YOUR TASK: Gather each line of the entries below that includes "mainly".

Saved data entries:
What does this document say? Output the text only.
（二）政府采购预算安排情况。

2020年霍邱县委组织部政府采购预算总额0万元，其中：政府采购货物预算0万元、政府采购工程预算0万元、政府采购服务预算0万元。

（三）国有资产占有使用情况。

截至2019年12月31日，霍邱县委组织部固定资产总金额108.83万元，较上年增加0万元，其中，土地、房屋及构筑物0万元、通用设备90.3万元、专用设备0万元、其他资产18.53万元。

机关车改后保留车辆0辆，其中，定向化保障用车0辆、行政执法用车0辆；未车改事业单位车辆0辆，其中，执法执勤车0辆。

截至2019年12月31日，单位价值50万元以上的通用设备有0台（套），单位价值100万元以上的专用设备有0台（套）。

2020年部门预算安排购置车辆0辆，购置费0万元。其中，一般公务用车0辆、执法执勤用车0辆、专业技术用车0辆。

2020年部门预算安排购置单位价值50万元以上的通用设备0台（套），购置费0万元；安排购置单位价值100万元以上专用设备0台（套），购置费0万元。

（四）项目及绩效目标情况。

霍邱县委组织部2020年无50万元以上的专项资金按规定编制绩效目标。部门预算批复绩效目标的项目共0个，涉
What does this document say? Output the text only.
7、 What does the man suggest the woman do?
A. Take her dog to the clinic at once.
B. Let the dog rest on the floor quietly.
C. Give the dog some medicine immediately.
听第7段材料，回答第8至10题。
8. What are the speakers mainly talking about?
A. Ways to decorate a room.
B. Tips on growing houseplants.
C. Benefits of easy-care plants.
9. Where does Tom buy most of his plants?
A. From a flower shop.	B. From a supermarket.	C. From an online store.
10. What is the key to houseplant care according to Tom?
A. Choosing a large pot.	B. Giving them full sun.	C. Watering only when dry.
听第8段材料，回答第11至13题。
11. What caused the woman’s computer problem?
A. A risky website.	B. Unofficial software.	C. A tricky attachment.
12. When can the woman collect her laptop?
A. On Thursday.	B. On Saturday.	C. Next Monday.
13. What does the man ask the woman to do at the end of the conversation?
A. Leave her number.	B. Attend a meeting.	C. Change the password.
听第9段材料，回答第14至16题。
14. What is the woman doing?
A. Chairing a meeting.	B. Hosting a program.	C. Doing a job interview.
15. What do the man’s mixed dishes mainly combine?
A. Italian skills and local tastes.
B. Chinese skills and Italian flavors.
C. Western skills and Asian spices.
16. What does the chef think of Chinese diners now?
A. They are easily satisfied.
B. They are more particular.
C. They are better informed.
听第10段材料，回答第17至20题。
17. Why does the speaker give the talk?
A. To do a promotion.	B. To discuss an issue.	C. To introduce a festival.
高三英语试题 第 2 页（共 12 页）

THE SOLUTION:
8. What are the speakers mainly talking about?
15. What do the man’s mixed dishes mainly combine?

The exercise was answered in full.